◆ TASK PROMPT ◆
Scan the data. Collect each line that contains the word "probability".

◆ RECORDS SUPPLIED ◆
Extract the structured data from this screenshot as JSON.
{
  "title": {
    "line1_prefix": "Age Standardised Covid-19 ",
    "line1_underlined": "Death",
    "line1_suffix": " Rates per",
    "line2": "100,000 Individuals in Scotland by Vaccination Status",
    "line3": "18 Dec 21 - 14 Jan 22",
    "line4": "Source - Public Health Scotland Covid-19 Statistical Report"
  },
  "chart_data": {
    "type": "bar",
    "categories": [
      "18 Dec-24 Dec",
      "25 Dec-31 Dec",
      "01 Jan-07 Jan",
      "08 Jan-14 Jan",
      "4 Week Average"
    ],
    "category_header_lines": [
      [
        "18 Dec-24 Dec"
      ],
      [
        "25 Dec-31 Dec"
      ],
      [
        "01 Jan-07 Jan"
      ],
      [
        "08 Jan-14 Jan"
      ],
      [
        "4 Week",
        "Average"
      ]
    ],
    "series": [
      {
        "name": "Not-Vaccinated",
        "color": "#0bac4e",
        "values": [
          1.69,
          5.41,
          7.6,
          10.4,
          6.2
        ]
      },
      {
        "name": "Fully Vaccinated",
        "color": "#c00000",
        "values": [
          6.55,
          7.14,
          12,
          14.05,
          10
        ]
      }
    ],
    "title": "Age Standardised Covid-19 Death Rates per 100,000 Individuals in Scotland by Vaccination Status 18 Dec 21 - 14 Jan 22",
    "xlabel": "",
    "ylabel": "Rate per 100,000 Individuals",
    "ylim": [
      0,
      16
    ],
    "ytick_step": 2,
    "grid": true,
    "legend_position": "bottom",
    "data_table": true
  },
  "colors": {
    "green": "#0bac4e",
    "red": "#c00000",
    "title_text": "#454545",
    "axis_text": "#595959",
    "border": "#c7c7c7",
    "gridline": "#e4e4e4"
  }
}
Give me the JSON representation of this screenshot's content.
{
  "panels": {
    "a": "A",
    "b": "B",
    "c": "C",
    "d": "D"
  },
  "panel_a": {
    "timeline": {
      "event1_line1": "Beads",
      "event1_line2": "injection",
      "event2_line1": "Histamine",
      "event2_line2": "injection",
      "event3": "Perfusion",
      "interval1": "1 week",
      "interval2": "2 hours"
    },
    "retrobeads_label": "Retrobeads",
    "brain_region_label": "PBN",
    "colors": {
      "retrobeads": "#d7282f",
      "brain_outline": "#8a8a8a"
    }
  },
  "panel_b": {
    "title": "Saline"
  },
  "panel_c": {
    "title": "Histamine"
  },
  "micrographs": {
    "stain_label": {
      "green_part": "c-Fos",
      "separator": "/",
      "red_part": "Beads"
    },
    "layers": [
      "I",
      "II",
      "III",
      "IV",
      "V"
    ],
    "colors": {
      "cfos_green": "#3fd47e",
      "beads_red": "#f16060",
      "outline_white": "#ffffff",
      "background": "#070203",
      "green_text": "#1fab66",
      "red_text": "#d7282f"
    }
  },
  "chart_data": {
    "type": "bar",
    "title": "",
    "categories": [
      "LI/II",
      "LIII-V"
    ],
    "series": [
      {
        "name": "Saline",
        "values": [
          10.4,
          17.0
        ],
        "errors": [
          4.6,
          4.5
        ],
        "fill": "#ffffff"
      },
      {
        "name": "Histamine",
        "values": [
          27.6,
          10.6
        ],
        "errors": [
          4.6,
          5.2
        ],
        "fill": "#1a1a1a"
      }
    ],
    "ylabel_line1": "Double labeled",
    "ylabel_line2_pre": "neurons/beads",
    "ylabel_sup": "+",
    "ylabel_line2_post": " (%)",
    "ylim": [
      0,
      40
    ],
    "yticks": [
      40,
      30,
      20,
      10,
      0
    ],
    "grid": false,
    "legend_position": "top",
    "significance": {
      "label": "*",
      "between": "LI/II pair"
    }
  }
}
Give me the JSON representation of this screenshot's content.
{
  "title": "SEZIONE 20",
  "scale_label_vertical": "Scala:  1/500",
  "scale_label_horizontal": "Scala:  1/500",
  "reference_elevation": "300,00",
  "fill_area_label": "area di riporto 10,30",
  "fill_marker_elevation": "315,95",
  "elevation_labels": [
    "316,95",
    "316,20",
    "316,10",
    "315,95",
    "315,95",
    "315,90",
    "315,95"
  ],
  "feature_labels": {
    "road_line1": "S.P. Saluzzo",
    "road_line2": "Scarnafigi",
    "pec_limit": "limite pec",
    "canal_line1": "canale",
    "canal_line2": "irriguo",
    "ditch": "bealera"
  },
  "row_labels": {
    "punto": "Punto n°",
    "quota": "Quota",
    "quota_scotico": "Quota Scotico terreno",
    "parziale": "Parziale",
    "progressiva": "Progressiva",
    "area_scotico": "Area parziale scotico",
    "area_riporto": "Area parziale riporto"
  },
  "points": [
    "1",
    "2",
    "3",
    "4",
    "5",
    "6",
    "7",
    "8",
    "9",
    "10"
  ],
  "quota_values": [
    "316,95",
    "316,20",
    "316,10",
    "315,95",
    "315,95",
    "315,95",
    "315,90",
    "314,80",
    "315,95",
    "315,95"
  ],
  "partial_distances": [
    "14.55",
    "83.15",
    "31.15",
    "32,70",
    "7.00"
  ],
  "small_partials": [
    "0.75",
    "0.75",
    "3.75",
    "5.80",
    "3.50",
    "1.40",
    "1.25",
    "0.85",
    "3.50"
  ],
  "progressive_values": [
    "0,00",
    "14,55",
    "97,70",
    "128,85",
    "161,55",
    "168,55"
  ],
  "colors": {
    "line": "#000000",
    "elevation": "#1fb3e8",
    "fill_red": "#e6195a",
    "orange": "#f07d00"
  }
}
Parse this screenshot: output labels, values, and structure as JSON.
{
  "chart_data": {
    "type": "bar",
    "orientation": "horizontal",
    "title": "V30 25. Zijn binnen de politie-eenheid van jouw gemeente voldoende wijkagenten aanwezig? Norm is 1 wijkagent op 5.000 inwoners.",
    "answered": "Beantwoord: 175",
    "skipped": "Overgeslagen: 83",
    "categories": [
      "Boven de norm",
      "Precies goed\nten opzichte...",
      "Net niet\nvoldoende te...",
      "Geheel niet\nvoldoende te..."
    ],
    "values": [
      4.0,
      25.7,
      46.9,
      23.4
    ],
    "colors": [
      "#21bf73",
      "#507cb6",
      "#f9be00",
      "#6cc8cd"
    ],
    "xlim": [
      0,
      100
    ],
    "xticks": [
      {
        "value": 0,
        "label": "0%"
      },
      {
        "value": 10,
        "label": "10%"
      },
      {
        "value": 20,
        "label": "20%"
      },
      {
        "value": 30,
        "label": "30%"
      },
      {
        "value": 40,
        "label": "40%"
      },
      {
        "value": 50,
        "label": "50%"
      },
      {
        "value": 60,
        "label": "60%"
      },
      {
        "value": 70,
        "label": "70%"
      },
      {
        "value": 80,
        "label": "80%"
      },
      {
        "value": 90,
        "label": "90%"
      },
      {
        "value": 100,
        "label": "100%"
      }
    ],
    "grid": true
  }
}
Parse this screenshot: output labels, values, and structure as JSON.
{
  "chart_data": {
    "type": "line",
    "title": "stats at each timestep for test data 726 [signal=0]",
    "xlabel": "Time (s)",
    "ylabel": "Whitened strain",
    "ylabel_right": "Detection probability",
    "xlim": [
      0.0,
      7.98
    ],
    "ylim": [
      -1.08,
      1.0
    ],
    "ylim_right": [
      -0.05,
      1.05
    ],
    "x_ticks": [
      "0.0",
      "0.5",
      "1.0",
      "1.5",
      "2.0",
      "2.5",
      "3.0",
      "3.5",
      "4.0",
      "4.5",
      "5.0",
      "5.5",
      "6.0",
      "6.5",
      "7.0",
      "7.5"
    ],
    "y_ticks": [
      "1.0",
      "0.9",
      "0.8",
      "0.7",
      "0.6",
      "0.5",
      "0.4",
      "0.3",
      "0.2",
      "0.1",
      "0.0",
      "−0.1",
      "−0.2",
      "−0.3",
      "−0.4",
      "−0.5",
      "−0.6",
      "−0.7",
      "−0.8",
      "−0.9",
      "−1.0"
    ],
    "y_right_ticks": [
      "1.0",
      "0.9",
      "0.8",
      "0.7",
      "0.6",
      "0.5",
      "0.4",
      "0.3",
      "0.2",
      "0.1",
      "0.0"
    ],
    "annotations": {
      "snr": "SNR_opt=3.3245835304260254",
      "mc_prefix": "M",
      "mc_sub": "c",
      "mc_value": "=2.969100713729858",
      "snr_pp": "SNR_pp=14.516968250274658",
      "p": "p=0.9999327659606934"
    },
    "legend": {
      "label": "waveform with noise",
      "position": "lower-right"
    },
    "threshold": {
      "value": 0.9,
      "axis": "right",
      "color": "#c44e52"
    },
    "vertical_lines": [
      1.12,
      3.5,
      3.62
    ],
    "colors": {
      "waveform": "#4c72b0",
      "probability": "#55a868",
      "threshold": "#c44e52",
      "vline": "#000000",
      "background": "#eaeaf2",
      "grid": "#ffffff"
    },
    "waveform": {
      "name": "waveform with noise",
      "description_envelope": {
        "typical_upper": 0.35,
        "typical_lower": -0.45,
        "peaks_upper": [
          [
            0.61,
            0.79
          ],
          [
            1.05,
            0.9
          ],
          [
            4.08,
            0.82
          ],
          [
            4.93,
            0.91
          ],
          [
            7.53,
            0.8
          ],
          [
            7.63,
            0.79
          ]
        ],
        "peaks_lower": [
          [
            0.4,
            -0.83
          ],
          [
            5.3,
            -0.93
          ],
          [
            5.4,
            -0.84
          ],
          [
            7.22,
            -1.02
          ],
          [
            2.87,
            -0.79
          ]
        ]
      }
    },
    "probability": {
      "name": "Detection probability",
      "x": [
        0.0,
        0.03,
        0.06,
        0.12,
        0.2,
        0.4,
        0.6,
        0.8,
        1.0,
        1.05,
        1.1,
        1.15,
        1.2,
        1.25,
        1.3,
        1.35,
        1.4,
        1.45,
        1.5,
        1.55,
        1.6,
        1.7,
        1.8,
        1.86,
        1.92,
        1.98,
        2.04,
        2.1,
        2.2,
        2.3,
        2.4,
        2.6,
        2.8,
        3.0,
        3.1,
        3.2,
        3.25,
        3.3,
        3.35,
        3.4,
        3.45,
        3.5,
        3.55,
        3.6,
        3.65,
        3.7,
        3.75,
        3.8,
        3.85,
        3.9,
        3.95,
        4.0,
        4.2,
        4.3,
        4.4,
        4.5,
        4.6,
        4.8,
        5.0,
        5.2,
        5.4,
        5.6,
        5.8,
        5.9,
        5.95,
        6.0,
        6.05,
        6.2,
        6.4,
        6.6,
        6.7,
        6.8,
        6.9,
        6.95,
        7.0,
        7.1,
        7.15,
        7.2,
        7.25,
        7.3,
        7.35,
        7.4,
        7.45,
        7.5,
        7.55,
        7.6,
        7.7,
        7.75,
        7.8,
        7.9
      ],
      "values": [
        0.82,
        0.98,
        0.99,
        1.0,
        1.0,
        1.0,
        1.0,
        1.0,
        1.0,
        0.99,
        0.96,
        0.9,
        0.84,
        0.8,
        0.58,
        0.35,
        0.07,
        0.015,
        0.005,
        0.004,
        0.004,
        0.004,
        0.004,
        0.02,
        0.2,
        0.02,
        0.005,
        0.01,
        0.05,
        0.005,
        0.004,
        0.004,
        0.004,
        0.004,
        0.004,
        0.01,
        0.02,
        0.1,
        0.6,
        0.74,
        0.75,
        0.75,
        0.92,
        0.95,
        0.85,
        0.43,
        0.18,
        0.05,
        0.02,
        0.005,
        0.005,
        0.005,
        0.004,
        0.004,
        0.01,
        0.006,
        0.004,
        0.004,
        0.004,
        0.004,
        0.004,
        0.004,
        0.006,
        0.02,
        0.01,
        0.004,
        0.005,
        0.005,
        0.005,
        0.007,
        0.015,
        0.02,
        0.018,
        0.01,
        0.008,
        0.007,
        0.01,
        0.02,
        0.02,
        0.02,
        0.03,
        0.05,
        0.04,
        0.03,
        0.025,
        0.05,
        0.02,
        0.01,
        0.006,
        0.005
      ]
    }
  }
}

◆ RESPONSE TO THIS TASK ◆
    "ylabel_right": "Detection probability",
      "probability": "#55a868",
    "probability": {
      "name": "Detection probability",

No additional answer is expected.